■ Supplied text
= = = = =

Wentz v. Industrial Automation

Decision Date29 December 1992
Docket Number60830,Nos. 60816,s. 60816
Citation847 S.W.2d 877
Parties3 A.D. Cases 1315, 3 NDLR P 215 Dorothy WENTZ, Appellant/Cross-Respondent, v. INDUSTRIAL AUTOMATION, Respondent/Cross-Appellant.
CourtMissouri Court of Appeals

Gray & Ritter, P.C., Jeffrey J. Lowe, St. Louis, for appellant/cross-respondent.

Eric Taylor & Associates, P.C., Eric Taylor, Elliott I. Goldberger, St. Louis, George E. Schaff, Clayton, for respondent/cross-appellant.

PUDLOWSKI, Judge.

Plaintiff-appellant, Dorothy Wentz, appeals, claiming the trial court's judgment awarding her $10,000 in damages and $15,000 in attorney's fees in her handicap discrimination suit is inadequate. Appellant argues, in the alternative, that the trial court abused its discretion in failing to grant appellant a new trial on the issue of damages. Respondent, Industrial Automation, Inc. (Automation), cross appeals claiming the award of attorney's fees and damages excessive. Additionally, respondent contends the verdict directing instruction used at trial misstated the law. Respondent also claims it was plain error to try a cause based on the Missouri Human Rights Act to a jury. § 213.010 et seq., RSMo 1986. Finally, respondent contests the exclusion of certain items of evidence tending to demonstrate appellant unfit for employment at Automation. Reversed and remanded.

Facts

In 1965, appellant was involved in a motorcycle accident in southern Illinois. Appellant's left leg was severed above the knee, and she was fitted with an artificial limb soon after the accident. She currently experiences only minor difficulty of movement.

In July 1987, Automation lost its office manager of 8 1/2 years and began to interview replacement candidates. One of the candidates was appellant. Automation's president, Russel Nemer, hired appellant conditionally for a two week trial period to determine her suitability for the job. Her starting salary was to be $18,000 per year with a promise that she would advance to a higher salary based on merit. Appellant's employment lasted 8 1/2 days at which point she was terminated by Russel Nemer. Appellant stated that her termination was based upon Mr. Nemer's inability to adjust to her handicap. At trial, respondent vigorously argued that appellant was terminated due to her deficient typing, handwriting, grammar, and office skills.

= = = = =

■ Data records
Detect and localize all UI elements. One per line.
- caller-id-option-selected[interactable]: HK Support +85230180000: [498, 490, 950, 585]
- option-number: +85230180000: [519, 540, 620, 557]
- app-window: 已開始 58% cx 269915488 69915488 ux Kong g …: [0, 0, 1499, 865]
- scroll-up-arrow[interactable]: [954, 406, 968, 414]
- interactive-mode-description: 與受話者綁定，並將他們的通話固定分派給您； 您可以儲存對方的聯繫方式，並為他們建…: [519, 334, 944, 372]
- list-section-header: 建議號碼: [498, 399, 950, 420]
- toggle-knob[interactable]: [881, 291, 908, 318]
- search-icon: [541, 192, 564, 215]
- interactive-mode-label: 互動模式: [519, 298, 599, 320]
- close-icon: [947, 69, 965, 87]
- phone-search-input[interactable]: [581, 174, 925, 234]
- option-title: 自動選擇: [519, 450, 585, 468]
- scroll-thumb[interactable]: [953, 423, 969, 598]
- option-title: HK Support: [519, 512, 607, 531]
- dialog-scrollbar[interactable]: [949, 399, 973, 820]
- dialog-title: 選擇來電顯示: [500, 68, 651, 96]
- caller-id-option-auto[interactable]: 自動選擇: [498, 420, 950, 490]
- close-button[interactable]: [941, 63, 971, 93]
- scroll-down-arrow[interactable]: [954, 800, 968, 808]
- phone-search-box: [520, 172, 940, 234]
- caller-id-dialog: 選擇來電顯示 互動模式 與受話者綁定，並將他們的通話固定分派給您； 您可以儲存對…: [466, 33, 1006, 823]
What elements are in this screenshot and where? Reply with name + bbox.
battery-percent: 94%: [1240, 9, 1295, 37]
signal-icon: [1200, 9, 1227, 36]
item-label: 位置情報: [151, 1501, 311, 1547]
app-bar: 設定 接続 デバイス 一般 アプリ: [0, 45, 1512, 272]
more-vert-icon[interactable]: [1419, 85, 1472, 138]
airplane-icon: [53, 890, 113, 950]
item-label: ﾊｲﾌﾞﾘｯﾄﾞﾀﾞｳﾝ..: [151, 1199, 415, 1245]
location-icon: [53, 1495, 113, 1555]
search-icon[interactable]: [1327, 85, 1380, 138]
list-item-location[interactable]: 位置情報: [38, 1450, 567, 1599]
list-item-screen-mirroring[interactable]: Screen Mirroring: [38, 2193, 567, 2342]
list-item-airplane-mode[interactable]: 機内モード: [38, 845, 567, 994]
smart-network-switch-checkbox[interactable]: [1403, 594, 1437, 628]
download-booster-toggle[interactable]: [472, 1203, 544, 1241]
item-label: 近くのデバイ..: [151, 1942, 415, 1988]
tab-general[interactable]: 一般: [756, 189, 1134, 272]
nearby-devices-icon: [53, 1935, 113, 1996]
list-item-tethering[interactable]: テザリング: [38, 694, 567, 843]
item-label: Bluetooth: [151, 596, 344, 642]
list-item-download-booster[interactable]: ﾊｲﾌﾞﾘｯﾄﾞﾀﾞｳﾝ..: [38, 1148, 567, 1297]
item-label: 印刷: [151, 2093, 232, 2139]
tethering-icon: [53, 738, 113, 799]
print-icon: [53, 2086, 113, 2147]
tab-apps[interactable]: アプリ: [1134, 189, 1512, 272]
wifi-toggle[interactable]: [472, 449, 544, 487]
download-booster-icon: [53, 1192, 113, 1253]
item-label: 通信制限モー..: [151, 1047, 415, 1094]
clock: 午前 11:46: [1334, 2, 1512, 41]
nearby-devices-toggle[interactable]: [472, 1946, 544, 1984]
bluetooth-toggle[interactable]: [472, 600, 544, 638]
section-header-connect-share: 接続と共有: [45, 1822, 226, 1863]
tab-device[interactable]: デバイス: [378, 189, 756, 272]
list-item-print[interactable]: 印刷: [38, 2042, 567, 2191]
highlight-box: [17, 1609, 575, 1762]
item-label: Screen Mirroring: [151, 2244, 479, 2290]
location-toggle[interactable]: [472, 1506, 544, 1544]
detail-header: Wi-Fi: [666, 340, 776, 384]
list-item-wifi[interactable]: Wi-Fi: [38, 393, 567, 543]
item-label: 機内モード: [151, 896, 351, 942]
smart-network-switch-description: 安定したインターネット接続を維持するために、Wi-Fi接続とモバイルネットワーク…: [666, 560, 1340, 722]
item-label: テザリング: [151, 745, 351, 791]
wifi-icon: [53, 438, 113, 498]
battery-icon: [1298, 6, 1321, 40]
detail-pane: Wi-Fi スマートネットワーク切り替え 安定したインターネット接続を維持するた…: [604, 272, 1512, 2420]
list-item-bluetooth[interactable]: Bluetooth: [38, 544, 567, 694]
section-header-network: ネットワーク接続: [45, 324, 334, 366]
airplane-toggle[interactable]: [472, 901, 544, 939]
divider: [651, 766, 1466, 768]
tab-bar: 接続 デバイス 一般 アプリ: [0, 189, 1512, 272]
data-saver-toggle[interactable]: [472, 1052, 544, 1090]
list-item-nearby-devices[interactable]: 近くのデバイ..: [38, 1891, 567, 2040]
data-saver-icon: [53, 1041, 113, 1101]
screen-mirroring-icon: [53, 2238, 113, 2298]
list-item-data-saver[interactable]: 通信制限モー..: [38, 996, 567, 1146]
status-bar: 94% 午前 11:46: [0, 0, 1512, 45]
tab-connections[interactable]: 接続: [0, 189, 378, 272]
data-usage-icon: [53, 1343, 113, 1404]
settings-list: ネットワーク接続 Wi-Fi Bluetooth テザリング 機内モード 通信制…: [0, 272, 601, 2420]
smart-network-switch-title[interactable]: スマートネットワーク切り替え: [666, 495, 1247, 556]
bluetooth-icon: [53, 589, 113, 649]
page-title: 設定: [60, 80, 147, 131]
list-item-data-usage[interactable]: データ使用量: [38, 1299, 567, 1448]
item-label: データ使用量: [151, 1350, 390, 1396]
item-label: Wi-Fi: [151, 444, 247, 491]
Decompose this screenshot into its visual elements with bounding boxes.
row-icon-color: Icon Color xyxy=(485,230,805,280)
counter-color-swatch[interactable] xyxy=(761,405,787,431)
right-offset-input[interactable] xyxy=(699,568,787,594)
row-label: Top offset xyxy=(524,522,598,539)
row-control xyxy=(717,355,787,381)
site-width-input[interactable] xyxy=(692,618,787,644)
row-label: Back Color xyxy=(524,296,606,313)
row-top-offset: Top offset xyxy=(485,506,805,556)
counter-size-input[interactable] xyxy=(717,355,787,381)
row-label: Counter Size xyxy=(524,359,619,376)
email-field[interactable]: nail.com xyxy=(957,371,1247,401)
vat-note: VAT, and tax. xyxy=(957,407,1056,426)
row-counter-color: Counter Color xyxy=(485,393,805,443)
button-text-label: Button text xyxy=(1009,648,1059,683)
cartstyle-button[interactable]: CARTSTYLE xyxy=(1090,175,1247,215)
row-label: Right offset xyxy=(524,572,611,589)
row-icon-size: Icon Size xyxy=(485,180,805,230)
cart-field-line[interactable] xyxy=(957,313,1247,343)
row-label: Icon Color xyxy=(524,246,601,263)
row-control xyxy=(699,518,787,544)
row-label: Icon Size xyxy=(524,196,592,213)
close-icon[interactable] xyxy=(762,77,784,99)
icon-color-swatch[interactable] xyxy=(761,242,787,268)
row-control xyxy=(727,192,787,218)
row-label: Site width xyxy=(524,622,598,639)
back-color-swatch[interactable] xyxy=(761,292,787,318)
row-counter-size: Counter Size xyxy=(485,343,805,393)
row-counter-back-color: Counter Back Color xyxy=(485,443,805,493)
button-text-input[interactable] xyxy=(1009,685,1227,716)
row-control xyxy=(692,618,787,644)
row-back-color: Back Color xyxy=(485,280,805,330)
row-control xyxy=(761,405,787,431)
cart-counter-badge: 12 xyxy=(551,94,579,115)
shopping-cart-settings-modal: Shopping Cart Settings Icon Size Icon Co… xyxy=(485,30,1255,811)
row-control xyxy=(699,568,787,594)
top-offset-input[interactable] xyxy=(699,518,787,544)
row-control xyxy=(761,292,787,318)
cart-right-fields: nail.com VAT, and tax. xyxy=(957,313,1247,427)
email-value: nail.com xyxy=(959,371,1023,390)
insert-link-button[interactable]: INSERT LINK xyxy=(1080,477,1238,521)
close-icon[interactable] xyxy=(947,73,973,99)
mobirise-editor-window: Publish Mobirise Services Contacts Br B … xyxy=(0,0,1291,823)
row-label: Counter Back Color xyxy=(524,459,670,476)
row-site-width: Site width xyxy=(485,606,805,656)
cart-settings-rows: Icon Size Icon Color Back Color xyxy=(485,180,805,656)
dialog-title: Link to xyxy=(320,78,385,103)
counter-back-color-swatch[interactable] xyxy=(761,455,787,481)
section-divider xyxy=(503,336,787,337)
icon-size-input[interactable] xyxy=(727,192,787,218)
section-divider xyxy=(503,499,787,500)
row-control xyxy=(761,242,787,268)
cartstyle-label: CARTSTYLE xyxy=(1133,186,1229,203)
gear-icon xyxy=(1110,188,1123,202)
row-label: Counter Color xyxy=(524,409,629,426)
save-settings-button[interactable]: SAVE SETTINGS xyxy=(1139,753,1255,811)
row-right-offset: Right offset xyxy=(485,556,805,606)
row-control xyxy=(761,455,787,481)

= = = = =

■ Work instructions
#1 Set down the passage of the court opinion from "Wentz v. Industrial" to "Louis, for appellant/cross-respondent." without changing a word.
#2 Extract the lines of the rows from the first line to the line with "- interactive-mode-description: 與受話者綁定，並將他們的通話固定分派給您；", reproducing each one exactly.
The court opinion and the rows are unrelated to each other.

■ Replies
#1
Wentz v. Industrial Automation

Decision Date29 December 1992
Docket Number60830,Nos. 60816,s. 60816
Citation847 S.W.2d 877
Parties3 A.D. Cases 1315, 3 NDLR P 215 Dorothy WENTZ, Appellant/Cross-Respondent, v. INDUSTRIAL AUTOMATION, Respondent/Cross-Appellant.
CourtMissouri Court of Appeals

Gray & Ritter, P.C., Jeffrey J. Lowe, St. Louis, for appellant/cross-respondent.

#2
Detect and localize all UI elements. One per line.
- caller-id-option-selected[interactable]: HK Support +85230180000: [498, 490, 950, 585]
- option-number: +85230180000: [519, 540, 620, 557]
- app-window: 已開始 58% cx 269915488 69915488 ux Kong g …: [0, 0, 1499, 865]
- scroll-up-arrow[interactable]: [954, 406, 968, 414]
- interactive-mode-description: 與受話者綁定，並將他們的通話固定分派給您； 您可以儲存對方的聯繫方式，並為他們建…: [519, 334, 944, 372]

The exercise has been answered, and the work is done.